**Given problem:** Report all lines holding "name".

**Supplied material:**
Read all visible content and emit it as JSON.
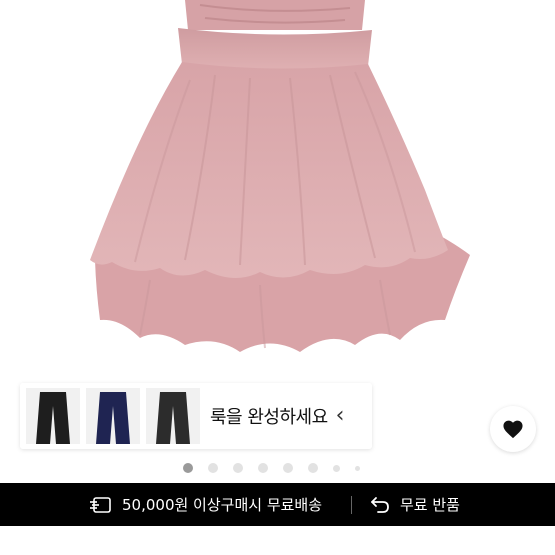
{
  "banner": {
    "text": "룩을 완성하세요",
    "chevron": "chevron-left-icon",
    "thumbnails": [
      {
        "name": "black-wide-pants",
        "color": "#1e1e1e"
      },
      {
        "name": "navy-wide-pants",
        "color": "#1f2452"
      },
      {
        "name": "charcoal-wide-pants",
        "color": "#2c2c2c"
      }
    ]
  },
  "wishlist": {
    "icon": "heart-icon"
  },
  "pager": {
    "total": 8,
    "active": 0
  },
  "benefits": {
    "shipping_icon": "shipping-truck-icon",
    "shipping_text": "50,000원 이상구매시 무료배송",
    "return_icon": "return-arrow-icon",
    "return_text": "무료 반품"
  },
  "colors": {
    "skirt": "#d9a8ab",
    "bar_bg": "#000000"
  }
}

**Correct output:**
        "name": "black-wide-pants",
        "name": "navy-wide-pants",
        "name": "charcoal-wide-pants",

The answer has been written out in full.